Task description:
Print the full listing exactly.

Data for this task:
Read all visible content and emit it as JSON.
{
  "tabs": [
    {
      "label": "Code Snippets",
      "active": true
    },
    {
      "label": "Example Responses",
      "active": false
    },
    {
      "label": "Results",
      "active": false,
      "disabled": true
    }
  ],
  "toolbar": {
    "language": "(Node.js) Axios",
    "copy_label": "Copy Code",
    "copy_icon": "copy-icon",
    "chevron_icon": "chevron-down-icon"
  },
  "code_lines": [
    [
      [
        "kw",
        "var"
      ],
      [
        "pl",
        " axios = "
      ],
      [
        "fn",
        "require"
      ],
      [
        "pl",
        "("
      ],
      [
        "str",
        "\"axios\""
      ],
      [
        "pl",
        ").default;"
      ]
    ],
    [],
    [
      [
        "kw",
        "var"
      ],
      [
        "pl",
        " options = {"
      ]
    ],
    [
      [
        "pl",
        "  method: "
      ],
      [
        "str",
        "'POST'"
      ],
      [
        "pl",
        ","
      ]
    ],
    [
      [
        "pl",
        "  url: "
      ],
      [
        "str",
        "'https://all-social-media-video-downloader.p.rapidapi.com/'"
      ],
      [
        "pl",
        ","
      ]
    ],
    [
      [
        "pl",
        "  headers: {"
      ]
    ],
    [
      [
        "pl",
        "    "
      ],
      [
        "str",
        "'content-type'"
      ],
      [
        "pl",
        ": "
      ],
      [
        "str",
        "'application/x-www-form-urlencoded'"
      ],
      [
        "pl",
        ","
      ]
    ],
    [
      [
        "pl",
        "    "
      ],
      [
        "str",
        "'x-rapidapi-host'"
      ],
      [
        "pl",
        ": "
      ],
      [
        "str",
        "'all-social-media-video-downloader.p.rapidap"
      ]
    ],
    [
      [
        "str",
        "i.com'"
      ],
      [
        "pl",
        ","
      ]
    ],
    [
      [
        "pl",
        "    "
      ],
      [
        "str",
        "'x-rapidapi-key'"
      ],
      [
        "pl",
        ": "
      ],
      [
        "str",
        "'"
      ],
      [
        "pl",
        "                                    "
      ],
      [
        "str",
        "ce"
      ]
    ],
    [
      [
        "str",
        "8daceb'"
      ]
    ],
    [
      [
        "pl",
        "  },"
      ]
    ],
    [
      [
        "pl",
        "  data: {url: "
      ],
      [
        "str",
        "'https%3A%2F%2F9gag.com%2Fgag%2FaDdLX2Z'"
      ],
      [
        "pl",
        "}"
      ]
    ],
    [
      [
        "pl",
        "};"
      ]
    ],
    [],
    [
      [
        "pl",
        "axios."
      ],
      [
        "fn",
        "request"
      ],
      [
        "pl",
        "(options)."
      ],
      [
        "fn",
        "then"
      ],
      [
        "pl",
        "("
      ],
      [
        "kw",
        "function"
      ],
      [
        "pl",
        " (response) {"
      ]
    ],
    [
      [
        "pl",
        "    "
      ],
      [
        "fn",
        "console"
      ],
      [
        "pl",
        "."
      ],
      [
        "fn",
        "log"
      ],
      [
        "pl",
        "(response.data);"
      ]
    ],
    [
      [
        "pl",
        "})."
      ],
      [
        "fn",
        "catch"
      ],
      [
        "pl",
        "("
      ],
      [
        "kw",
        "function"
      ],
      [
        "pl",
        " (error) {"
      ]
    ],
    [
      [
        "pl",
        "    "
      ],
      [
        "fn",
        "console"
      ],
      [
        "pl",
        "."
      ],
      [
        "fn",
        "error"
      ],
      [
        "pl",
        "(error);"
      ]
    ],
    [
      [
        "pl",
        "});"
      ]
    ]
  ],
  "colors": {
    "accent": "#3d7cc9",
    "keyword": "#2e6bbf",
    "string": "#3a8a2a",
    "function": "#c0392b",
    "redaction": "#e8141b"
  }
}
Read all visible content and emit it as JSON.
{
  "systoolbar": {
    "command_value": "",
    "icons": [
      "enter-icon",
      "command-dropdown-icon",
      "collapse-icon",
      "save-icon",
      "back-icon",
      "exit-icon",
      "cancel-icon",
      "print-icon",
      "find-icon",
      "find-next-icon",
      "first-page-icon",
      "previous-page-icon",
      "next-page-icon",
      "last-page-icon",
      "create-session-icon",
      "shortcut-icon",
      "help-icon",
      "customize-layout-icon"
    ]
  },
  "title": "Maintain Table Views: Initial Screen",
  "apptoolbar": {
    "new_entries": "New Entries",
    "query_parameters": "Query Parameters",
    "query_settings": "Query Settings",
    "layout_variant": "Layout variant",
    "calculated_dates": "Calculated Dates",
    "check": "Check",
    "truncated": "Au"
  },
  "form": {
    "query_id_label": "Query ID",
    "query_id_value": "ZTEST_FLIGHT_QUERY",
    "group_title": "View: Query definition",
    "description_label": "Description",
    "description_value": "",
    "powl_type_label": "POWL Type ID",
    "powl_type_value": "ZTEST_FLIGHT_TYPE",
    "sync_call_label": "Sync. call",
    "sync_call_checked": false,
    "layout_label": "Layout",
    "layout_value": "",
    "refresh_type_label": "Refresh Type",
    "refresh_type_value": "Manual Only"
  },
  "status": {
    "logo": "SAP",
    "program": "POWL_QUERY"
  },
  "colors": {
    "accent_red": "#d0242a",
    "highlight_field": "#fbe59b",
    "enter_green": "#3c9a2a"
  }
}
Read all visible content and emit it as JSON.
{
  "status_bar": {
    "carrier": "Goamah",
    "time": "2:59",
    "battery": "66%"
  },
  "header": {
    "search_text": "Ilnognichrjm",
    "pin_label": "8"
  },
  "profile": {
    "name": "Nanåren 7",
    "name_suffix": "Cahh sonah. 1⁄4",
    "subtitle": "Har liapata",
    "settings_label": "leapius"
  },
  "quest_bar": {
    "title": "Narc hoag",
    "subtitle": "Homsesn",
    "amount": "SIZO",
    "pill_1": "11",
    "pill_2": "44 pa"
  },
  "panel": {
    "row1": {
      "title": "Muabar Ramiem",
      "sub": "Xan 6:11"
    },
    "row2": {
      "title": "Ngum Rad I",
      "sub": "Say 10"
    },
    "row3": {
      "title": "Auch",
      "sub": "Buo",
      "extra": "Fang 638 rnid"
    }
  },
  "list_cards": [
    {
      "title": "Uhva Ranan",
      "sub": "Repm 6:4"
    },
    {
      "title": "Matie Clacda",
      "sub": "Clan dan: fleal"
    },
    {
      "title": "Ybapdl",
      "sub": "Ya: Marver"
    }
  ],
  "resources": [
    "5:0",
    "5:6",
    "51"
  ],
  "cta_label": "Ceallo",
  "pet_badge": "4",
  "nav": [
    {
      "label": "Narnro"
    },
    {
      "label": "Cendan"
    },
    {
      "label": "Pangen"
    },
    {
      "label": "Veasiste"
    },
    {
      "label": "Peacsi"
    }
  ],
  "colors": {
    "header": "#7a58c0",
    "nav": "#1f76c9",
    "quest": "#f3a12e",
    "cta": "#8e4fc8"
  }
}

Answer to the exercise:
Read all visible content and emit it as JSON.
{
  "tabs": [
    {
      "label": "Code Snippets",
      "active": true
    },
    {
      "label": "Example Responses",
      "active": false
    },
    {
      "label": "Results",
      "active": false,
      "disabled": true
    }
  ],
  "toolbar": {
    "language": "(Node.js) Axios",
    "copy_label": "Copy Code",
    "copy_icon": "copy-icon",
    "chevron_icon": "chevron-down-icon"
  },
  "code_lines": [
    [
      [
        "kw",
        "var"
      ],
      [
        "pl",
        " axios = "
      ],
      [
        "fn",
        "require"
      ],
      [
        "pl",
        "("
      ],
      [
        "str",
        "\"axios\""
      ],
      [
        "pl",
        ").default;"
      ]
    ],
    [],
    [
      [
        "kw",
        "var"
      ],
      [
        "pl",
        " options = {"
      ]
    ],
    [
      [
        "pl",
        "  method: "
      ],
      [
        "str",
        "'POST'"
      ],
      [
        "pl",
        ","
      ]
    ],
    [
      [
        "pl",
        "  url: "
      ],
      [
        "str",
        "'https://all-social-media-video-downloader.p.rapidapi.com/'"
      ],
      [
        "pl",
        ","
      ]
    ],
    [
      [
        "pl",
        "  headers: {"
      ]
    ],
    [
      [
        "pl",
        "    "
      ],
      [
        "str",
        "'content-type'"
      ],
      [
        "pl",
        ": "
      ],
      [
        "str",
        "'application/x-www-form-urlencoded'"
      ],
      [
        "pl",
        ","
      ]
    ],
    [
      [
        "pl",
        "    "
      ],
      [
        "str",
        "'x-rapidapi-host'"
      ],
      [
        "pl",
        ": "
      ],
      [
        "str",
        "'all-social-media-video-downloader.p.rapidap"
      ]
    ],
    [
      [
        "str",
        "i.com'"
      ],
      [
        "pl",
        ","
      ]
    ],
    [
      [
        "pl",
        "    "
      ],
      [
        "str",
        "'x-rapidapi-key'"
      ],
      [
        "pl",
        ": "
      ],
      [
        "str",
        "'"
      ],
      [
        "pl",
        "                                    "
      ],
      [
        "str",
        "ce"
      ]
    ],
    [
      [
        "str",
        "8daceb'"
      ]
    ],
    [
      [
        "pl",
        "  },"
      ]
    ],
    [
      [
        "pl",
        "  data: {url: "
      ],
      [
        "str",
        "'https%3A%2F%2F9gag.com%2Fgag%2FaDdLX2Z'"
      ],
      [
        "pl",
        "}"
      ]
    ],
    [
      [
        "pl",
        "};"
      ]
    ],
    [],
    [
      [
        "pl",
        "axios."
      ],
      [
        "fn",
        "request"
      ],
      [
        "pl",
        "(options)."
      ],
      [
        "fn",
        "then"
      ],
      [
        "pl",
        "("
      ],
      [
        "kw",
        "function"
      ],
      [
        "pl",
        " (response) {"
      ]
    ],
    [
      [
        "pl",
        "    "
      ],
      [
        "fn",
        "console"
      ],
      [
        "pl",
        "."
      ],
      [
        "fn",
        "log"
      ],
      [
        "pl",
        "(response.data);"
      ]
    ],
    [
      [
        "pl",
        "})."
      ],
      [
        "fn",
        "catch"
      ],
      [
        "pl",
        "("
      ],
      [
        "kw",
        "function"
      ],
      [
        "pl",
        " (error) {"
      ]
    ],
    [
      [
        "pl",
        "    "
      ],
      [
        "fn",
        "console"
      ],
      [
        "pl",
        "."
      ],
      [
        "fn",
        "error"
      ],
      [
        "pl",
        "(error);"
      ]
    ],
    [
      [
        "pl",
        "});"
      ]
    ]
  ],
  "colors": {
    "accent": "#3d7cc9",
    "keyword": "#2e6bbf",
    "string": "#3a8a2a",
    "function": "#c0392b",
    "redaction": "#e8141b"
  }
}
Read all visible content and emit it as JSON.
{
  "systoolbar": {
    "command_value": "",
    "icons": [
      "enter-icon",
      "command-dropdown-icon",
      "collapse-icon",
      "save-icon",
      "back-icon",
      "exit-icon",
      "cancel-icon",
      "print-icon",
      "find-icon",
      "find-next-icon",
      "first-page-icon",
      "previous-page-icon",
      "next-page-icon",
      "last-page-icon",
      "create-session-icon",
      "shortcut-icon",
      "help-icon",
      "customize-layout-icon"
    ]
  },
  "title": "Maintain Table Views: Initial Screen",
  "apptoolbar": {
    "new_entries": "New Entries",
    "query_parameters": "Query Parameters",
    "query_settings": "Query Settings",
    "layout_variant": "Layout variant",
    "calculated_dates": "Calculated Dates",
    "check": "Check",
    "truncated": "Au"
  },
  "form": {
    "query_id_label": "Query ID",
    "query_id_value": "ZTEST_FLIGHT_QUERY",
    "group_title": "View: Query definition",
    "description_label": "Description",
    "description_value": "",
    "powl_type_label": "POWL Type ID",
    "powl_type_value": "ZTEST_FLIGHT_TYPE",
    "sync_call_label": "Sync. call",
    "sync_call_checked": false,
    "layout_label": "Layout",
    "layout_value": "",
    "refresh_type_label": "Refresh Type",
    "refresh_type_value": "Manual Only"
  },
  "status": {
    "logo": "SAP",
    "program": "POWL_QUERY"
  },
  "colors": {
    "accent_red": "#d0242a",
    "highlight_field": "#fbe59b",
    "enter_green": "#3c9a2a"
  }
}
Read all visible content and emit it as JSON.
{
  "status_bar": {
    "carrier": "Goamah",
    "time": "2:59",
    "battery": "66%"
  },
  "header": {
    "search_text": "Ilnognichrjm",
    "pin_label": "8"
  },
  "profile": {
    "name": "Nanåren 7",
    "name_suffix": "Cahh sonah. 1⁄4",
    "subtitle": "Har liapata",
    "settings_label": "leapius"
  },
  "quest_bar": {
    "title": "Narc hoag",
    "subtitle": "Homsesn",
    "amount": "SIZO",
    "pill_1": "11",
    "pill_2": "44 pa"
  },
  "panel": {
    "row1": {
      "title": "Muabar Ramiem",
      "sub": "Xan 6:11"
    },
    "row2": {
      "title": "Ngum Rad I",
      "sub": "Say 10"
    },
    "row3": {
      "title": "Auch",
      "sub": "Buo",
      "extra": "Fang 638 rnid"
    }
  },
  "list_cards": [
    {
      "title": "Uhva Ranan",
      "sub": "Repm 6:4"
    },
    {
      "title": "Matie Clacda",
      "sub": "Clan dan: fleal"
    },
    {
      "title": "Ybapdl",
      "sub": "Ya: Marver"
    }
  ],
  "resources": [
    "5:0",
    "5:6",
    "51"
  ],
  "cta_label": "Ceallo",
  "pet_badge": "4",
  "nav": [
    {
      "label": "Narnro"
    },
    {
      "label": "Cendan"
    },
    {
      "label": "Pangen"
    },
    {
      "label": "Veasiste"
    },
    {
      "label": "Peacsi"
    }
  ],
  "colors": {
    "header": "#7a58c0",
    "nav": "#1f76c9",
    "quest": "#f3a12e",
    "cta": "#8e4fc8"
  }
}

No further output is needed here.